● **INFORMATION SUPPLIED**:
- - -
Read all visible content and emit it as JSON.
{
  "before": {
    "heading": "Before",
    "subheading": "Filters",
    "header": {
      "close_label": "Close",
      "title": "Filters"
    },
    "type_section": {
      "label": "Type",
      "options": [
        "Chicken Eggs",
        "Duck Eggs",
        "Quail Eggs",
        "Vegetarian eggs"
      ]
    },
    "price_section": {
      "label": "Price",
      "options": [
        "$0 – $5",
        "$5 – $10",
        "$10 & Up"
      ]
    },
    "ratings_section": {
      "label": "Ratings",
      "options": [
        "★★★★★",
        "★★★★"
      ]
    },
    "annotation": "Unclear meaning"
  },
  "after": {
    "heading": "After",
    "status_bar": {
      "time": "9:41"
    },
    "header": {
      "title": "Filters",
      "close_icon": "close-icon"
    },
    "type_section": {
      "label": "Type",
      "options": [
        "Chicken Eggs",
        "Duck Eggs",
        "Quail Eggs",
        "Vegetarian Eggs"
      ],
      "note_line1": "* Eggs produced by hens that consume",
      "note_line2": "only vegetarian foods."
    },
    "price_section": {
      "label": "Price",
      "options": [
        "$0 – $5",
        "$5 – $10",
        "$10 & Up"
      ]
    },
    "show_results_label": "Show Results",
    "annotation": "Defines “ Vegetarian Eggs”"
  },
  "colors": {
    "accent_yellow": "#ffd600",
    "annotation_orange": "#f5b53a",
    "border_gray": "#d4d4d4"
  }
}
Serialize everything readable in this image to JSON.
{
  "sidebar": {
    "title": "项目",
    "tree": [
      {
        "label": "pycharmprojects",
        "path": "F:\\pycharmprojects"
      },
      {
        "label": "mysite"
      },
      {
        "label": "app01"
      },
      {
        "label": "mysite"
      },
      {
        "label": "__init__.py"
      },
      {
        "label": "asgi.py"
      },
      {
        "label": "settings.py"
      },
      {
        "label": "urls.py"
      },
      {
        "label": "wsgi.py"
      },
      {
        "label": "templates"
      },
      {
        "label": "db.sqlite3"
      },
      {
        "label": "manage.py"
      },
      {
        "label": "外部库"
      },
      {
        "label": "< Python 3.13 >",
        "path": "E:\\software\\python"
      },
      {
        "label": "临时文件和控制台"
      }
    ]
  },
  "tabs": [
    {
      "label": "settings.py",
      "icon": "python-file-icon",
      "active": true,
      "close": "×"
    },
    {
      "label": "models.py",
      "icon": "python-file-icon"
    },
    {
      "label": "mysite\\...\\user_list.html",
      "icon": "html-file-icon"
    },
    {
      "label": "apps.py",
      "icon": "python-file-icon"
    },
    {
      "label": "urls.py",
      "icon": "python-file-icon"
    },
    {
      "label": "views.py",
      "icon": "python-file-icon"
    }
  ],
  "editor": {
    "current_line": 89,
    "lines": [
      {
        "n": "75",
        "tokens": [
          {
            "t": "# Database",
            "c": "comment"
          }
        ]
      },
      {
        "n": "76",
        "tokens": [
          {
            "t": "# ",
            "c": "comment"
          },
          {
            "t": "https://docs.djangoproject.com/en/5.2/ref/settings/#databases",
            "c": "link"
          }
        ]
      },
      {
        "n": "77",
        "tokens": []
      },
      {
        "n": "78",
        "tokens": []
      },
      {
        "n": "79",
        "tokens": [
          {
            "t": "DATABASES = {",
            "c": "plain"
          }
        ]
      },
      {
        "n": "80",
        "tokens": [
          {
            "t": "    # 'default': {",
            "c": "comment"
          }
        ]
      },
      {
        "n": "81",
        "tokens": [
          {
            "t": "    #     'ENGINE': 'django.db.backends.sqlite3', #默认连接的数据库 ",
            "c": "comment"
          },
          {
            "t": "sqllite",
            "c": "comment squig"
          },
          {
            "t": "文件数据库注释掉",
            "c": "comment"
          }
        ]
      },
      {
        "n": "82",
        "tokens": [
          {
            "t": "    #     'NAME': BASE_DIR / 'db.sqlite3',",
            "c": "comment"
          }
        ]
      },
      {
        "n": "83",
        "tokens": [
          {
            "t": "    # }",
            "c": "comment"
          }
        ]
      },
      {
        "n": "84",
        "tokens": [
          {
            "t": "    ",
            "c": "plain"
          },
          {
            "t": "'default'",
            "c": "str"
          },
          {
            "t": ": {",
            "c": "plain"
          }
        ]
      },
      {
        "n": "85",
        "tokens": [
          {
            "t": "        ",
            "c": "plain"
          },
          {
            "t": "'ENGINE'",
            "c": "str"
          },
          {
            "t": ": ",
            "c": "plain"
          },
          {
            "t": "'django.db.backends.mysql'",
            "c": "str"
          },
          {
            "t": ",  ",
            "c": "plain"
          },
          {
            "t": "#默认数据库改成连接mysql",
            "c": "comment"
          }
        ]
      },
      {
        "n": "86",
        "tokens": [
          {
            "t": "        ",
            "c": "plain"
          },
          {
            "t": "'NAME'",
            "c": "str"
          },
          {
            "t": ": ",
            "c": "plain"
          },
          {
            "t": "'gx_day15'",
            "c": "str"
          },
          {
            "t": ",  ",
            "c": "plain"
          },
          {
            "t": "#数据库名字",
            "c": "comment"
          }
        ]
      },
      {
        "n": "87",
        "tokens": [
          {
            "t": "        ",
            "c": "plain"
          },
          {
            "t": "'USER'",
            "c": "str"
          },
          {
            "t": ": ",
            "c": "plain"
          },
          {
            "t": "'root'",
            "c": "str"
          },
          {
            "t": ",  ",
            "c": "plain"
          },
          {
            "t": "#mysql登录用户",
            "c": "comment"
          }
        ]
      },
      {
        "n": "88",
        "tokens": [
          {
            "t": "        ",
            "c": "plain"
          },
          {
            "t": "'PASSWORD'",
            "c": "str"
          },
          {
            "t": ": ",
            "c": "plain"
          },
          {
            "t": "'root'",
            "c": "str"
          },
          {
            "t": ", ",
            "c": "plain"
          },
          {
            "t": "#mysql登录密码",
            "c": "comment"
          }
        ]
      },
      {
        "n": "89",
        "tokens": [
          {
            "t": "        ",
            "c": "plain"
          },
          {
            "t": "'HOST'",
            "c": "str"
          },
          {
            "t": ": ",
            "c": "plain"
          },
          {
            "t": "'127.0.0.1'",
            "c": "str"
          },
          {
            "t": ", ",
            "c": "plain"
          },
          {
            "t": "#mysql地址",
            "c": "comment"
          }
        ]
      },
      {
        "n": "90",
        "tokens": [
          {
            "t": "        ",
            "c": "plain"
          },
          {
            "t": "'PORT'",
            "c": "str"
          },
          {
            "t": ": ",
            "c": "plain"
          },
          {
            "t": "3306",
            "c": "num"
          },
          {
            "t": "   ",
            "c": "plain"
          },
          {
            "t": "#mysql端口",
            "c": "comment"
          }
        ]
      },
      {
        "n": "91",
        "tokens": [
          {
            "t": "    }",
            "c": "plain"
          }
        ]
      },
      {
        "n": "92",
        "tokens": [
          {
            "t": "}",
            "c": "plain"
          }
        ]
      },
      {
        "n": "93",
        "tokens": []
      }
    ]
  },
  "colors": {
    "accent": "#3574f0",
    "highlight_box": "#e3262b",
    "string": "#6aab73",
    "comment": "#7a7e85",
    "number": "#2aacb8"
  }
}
- - -
● **WHAT YOU HAVE TO DO**: Make an exact copy of the data above.

● **CORRECT RESPONSE**:
Read all visible content and emit it as JSON.
{
  "before": {
    "heading": "Before",
    "subheading": "Filters",
    "header": {
      "close_label": "Close",
      "title": "Filters"
    },
    "type_section": {
      "label": "Type",
      "options": [
        "Chicken Eggs",
        "Duck Eggs",
        "Quail Eggs",
        "Vegetarian eggs"
      ]
    },
    "price_section": {
      "label": "Price",
      "options": [
        "$0 – $5",
        "$5 – $10",
        "$10 & Up"
      ]
    },
    "ratings_section": {
      "label": "Ratings",
      "options": [
        "★★★★★",
        "★★★★"
      ]
    },
    "annotation": "Unclear meaning"
  },
  "after": {
    "heading": "After",
    "status_bar": {
      "time": "9:41"
    },
    "header": {
      "title": "Filters",
      "close_icon": "close-icon"
    },
    "type_section": {
      "label": "Type",
      "options": [
        "Chicken Eggs",
        "Duck Eggs",
        "Quail Eggs",
        "Vegetarian Eggs"
      ],
      "note_line1": "* Eggs produced by hens that consume",
      "note_line2": "only vegetarian foods."
    },
    "price_section": {
      "label": "Price",
      "options": [
        "$0 – $5",
        "$5 – $10",
        "$10 & Up"
      ]
    },
    "show_results_label": "Show Results",
    "annotation": "Defines “ Vegetarian Eggs”"
  },
  "colors": {
    "accent_yellow": "#ffd600",
    "annotation_orange": "#f5b53a",
    "border_gray": "#d4d4d4"
  }
}
Serialize everything readable in this image to JSON.
{
  "sidebar": {
    "title": "项目",
    "tree": [
      {
        "label": "pycharmprojects",
        "path": "F:\\pycharmprojects"
      },
      {
        "label": "mysite"
      },
      {
        "label": "app01"
      },
      {
        "label": "mysite"
      },
      {
        "label": "__init__.py"
      },
      {
        "label": "asgi.py"
      },
      {
        "label": "settings.py"
      },
      {
        "label": "urls.py"
      },
      {
        "label": "wsgi.py"
      },
      {
        "label": "templates"
      },
      {
        "label": "db.sqlite3"
      },
      {
        "label": "manage.py"
      },
      {
        "label": "外部库"
      },
      {
        "label": "< Python 3.13 >",
        "path": "E:\\software\\python"
      },
      {
        "label": "临时文件和控制台"
      }
    ]
  },
  "tabs": [
    {
      "label": "settings.py",
      "icon": "python-file-icon",
      "active": true,
      "close": "×"
    },
    {
      "label": "models.py",
      "icon": "python-file-icon"
    },
    {
      "label": "mysite\\...\\user_list.html",
      "icon": "html-file-icon"
    },
    {
      "label": "apps.py",
      "icon": "python-file-icon"
    },
    {
      "label": "urls.py",
      "icon": "python-file-icon"
    },
    {
      "label": "views.py",
      "icon": "python-file-icon"
    }
  ],
  "editor": {
    "current_line": 89,
    "lines": [
      {
        "n": "75",
        "tokens": [
          {
            "t": "# Database",
            "c": "comment"
          }
        ]
      },
      {
        "n": "76",
        "tokens": [
          {
            "t": "# ",
            "c": "comment"
          },
          {
            "t": "https://docs.djangoproject.com/en/5.2/ref/settings/#databases",
            "c": "link"
          }
        ]
      },
      {
        "n": "77",
        "tokens": []
      },
      {
        "n": "78",
        "tokens": []
      },
      {
        "n": "79",
        "tokens": [
          {
            "t": "DATABASES = {",
            "c": "plain"
          }
        ]
      },
      {
        "n": "80",
        "tokens": [
          {
            "t": "    # 'default': {",
            "c": "comment"
          }
        ]
      },
      {
        "n": "81",
        "tokens": [
          {
            "t": "    #     'ENGINE': 'django.db.backends.sqlite3', #默认连接的数据库 ",
            "c": "comment"
          },
          {
            "t": "sqllite",
            "c": "comment squig"
          },
          {
            "t": "文件数据库注释掉",
            "c": "comment"
          }
        ]
      },
      {
        "n": "82",
        "tokens": [
          {
            "t": "    #     'NAME': BASE_DIR / 'db.sqlite3',",
            "c": "comment"
          }
        ]
      },
      {
        "n": "83",
        "tokens": [
          {
            "t": "    # }",
            "c": "comment"
          }
        ]
      },
      {
        "n": "84",
        "tokens": [
          {
            "t": "    ",
            "c": "plain"
          },
          {
            "t": "'default'",
            "c": "str"
          },
          {
            "t": ": {",
            "c": "plain"
          }
        ]
      },
      {
        "n": "85",
        "tokens": [
          {
            "t": "        ",
            "c": "plain"
          },
          {
            "t": "'ENGINE'",
            "c": "str"
          },
          {
            "t": ": ",
            "c": "plain"
          },
          {
            "t": "'django.db.backends.mysql'",
            "c": "str"
          },
          {
            "t": ",  ",
            "c": "plain"
          },
          {
            "t": "#默认数据库改成连接mysql",
            "c": "comment"
          }
        ]
      },
      {
        "n": "86",
        "tokens": [
          {
            "t": "        ",
            "c": "plain"
          },
          {
            "t": "'NAME'",
            "c": "str"
          },
          {
            "t": ": ",
            "c": "plain"
          },
          {
            "t": "'gx_day15'",
            "c": "str"
          },
          {
            "t": ",  ",
            "c": "plain"
          },
          {
            "t": "#数据库名字",
            "c": "comment"
          }
        ]
      },
      {
        "n": "87",
        "tokens": [
          {
            "t": "        ",
            "c": "plain"
          },
          {
            "t": "'USER'",
            "c": "str"
          },
          {
            "t": ": ",
            "c": "plain"
          },
          {
            "t": "'root'",
            "c": "str"
          },
          {
            "t": ",  ",
            "c": "plain"
          },
          {
            "t": "#mysql登录用户",
            "c": "comment"
          }
        ]
      },
      {
        "n": "88",
        "tokens": [
          {
            "t": "        ",
            "c": "plain"
          },
          {
            "t": "'PASSWORD'",
            "c": "str"
          },
          {
            "t": ": ",
            "c": "plain"
          },
          {
            "t": "'root'",
            "c": "str"
          },
          {
            "t": ", ",
            "c": "plain"
          },
          {
            "t": "#mysql登录密码",
            "c": "comment"
          }
        ]
      },
      {
        "n": "89",
        "tokens": [
          {
            "t": "        ",
            "c": "plain"
          },
          {
            "t": "'HOST'",
            "c": "str"
          },
          {
            "t": ": ",
            "c": "plain"
          },
          {
            "t": "'127.0.0.1'",
            "c": "str"
          },
          {
            "t": ", ",
            "c": "plain"
          },
          {
            "t": "#mysql地址",
            "c": "comment"
          }
        ]
      },
      {
        "n": "90",
        "tokens": [
          {
            "t": "        ",
            "c": "plain"
          },
          {
            "t": "'PORT'",
            "c": "str"
          },
          {
            "t": ": ",
            "c": "plain"
          },
          {
            "t": "3306",
            "c": "num"
          },
          {
            "t": "   ",
            "c": "plain"
          },
          {
            "t": "#mysql端口",
            "c": "comment"
          }
        ]
      },
      {
        "n": "91",
        "tokens": [
          {
            "t": "    }",
            "c": "plain"
          }
        ]
      },
      {
        "n": "92",
        "tokens": [
          {
            "t": "}",
            "c": "plain"
          }
        ]
      },
      {
        "n": "93",
        "tokens": []
      }
    ]
  },
  "colors": {
    "accent": "#3574f0",
    "highlight_box": "#e3262b",
    "string": "#6aab73",
    "comment": "#7a7e85",
    "number": "#2aacb8"
  }
}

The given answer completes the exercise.